SHORT TASK:
Copy out all lines where "enemigo" appears.

LISTED ENTRIES:
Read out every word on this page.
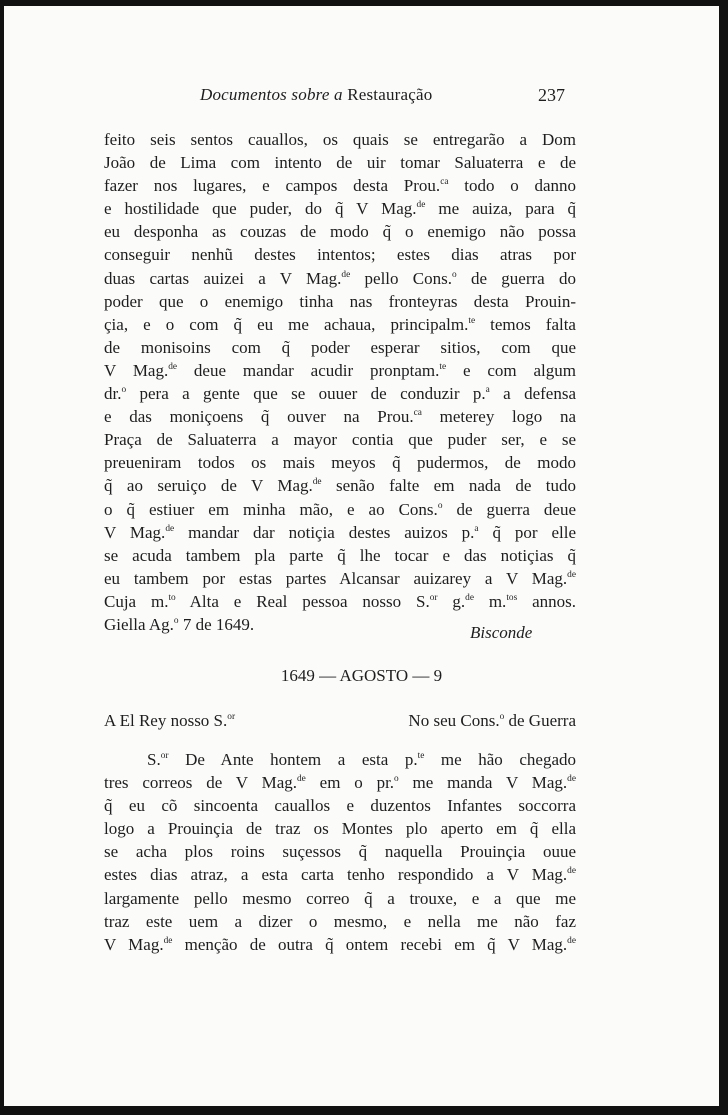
Documentos sobre a Restauração	237
feito seis sentos cauallos, os quais se entregarão a Dom
João de Lima com intento de uir tomar Saluaterra e de
fazer nos lugares, e campos desta Prou.$^{ca}$ todo o danno
e hostilidade que puder, do q̃ V Mag.$^{de}$ me auiza, para q̃
eu desponha as couzas de modo q̃ o enemigo não possa
conseguir nenhũ destes intentos; estes dias atras por
duas cartas auizei a V Mag.$^{de}$ pello Cons.$^o$ de guerra do
poder que o enemigo tinha nas fronteyras desta Prouin-
çia, e o com q̃ eu me achaua, principalm.$^{te}$ temos falta
de monisoins com q̃ poder esperar sitios, com que
V Mag.$^{de}$ deue mandar acudir pronptam.$^{te}$ e com algum
dr.$^o$ pera a gente que se ouuer de conduzir p.$^a$ a defensa
e das moniçoens q̃ ouver na Prou.$^{ca}$ meterey logo na
Praça de Saluaterra a mayor contia que puder ser, e se
preueniram todos os mais meyos q̃ pudermos, de modo
q̃ ao seruiço de V Mag.$^{de}$ senão falte em nada de tudo
o q̃ estiuer em minha mão, e ao Cons.$^o$ de guerra deue
V Mag.$^{de}$ mandar dar notiçia destes auizos p.$^a$ q̃ por elle
se acuda tambem pla parte q̃ lhe tocar e das notiçias q̃
eu tambem por estas partes Alcansar auizarey a V Mag.$^{de}$
Cuja m.$^{to}$ Alta e Real pessoa nosso S.$^{or}$ g.$^{de}$ m.$^{tos}$ annos.
Giella Ag.$^o$ 7 de 1649.	Bisconde
1649 — AGOSTO — 9
A El Rey nosso S.$^{or}$	No seu Cons.$^o$ de Guerra
S.$^{or}$ De Ante hontem a esta p.$^{te}$ me hão chegado
tres correos de V Mag.$^{de}$ em o pr.$^o$ me manda V Mag.$^{de}$
q̃ eu cõ sincoenta cauallos e duzentos Infantes soccorra
logo a Prouinçia de traz os Montes plo aperto em q̃ ella
se acha plos roins suçessos q̃ naquella Prouinçia ouue
estes dias atraz, a esta carta tenho respondido a V Mag.$^{de}$
largamente pello mesmo correo q̃ a trouxe, e a que me
traz este uem a dizer o mesmo, e nella me não faz
V Mag.$^{de}$ menção de outra q̃ ontem recebi em q̃ V Mag.$^{de}$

RESULT:
eu desponha as couzas de modo q̃ o enemigo não possa
poder que o enemigo tinha nas fronteyras desta Prouin-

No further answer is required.